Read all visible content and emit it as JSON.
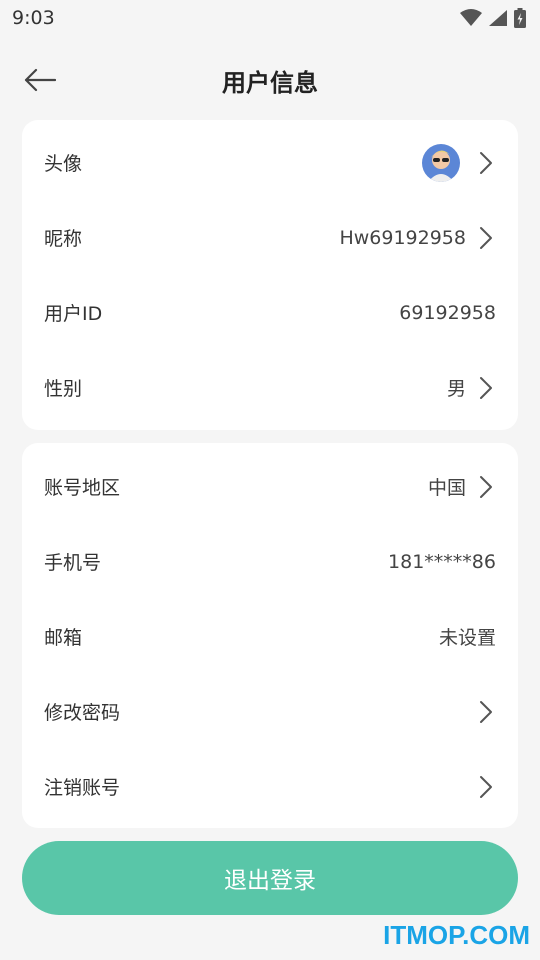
{
  "status_bar": {
    "time": "9:03",
    "icons": [
      "wifi-icon",
      "signal-icon",
      "battery-charging-icon"
    ]
  },
  "header": {
    "title": "用户信息",
    "back_icon": "arrow-left-icon"
  },
  "profile_card": {
    "avatar_label": "头像",
    "nickname_label": "昵称",
    "nickname_value": "Hw69192958",
    "user_id_label": "用户ID",
    "user_id_value": "69192958",
    "gender_label": "性别",
    "gender_value": "男"
  },
  "account_card": {
    "region_label": "账号地区",
    "region_value": "中国",
    "phone_label": "手机号",
    "phone_value": "181*****86",
    "email_label": "邮箱",
    "email_value": "未设置",
    "change_password_label": "修改密码",
    "delete_account_label": "注销账号"
  },
  "logout_button": {
    "label": "退出登录"
  },
  "watermark": "ITMOP.COM",
  "colors": {
    "accent": "#59c6a8",
    "background": "#f5f5f5",
    "card": "#ffffff",
    "watermark": "#1aa4e6"
  }
}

• **EXERCISE REQUIREMENTS**
Transcribe the records word for word and include no pictures.

• **TASK SOLUTION**
Read all visible content and emit it as JSON.
{
  "status_bar": {
    "time": "9:03",
    "icons": [
      "wifi-icon",
      "signal-icon",
      "battery-charging-icon"
    ]
  },
  "header": {
    "title": "用户信息",
    "back_icon": "arrow-left-icon"
  },
  "profile_card": {
    "avatar_label": "头像",
    "nickname_label": "昵称",
    "nickname_value": "Hw69192958",
    "user_id_label": "用户ID",
    "user_id_value": "69192958",
    "gender_label": "性别",
    "gender_value": "男"
  },
  "account_card": {
    "region_label": "账号地区",
    "region_value": "中国",
    "phone_label": "手机号",
    "phone_value": "181*****86",
    "email_label": "邮箱",
    "email_value": "未设置",
    "change_password_label": "修改密码",
    "delete_account_label": "注销账号"
  },
  "logout_button": {
    "label": "退出登录"
  },
  "watermark": "ITMOP.COM",
  "colors": {
    "accent": "#59c6a8",
    "background": "#f5f5f5",
    "card": "#ffffff",
    "watermark": "#1aa4e6"
  }
}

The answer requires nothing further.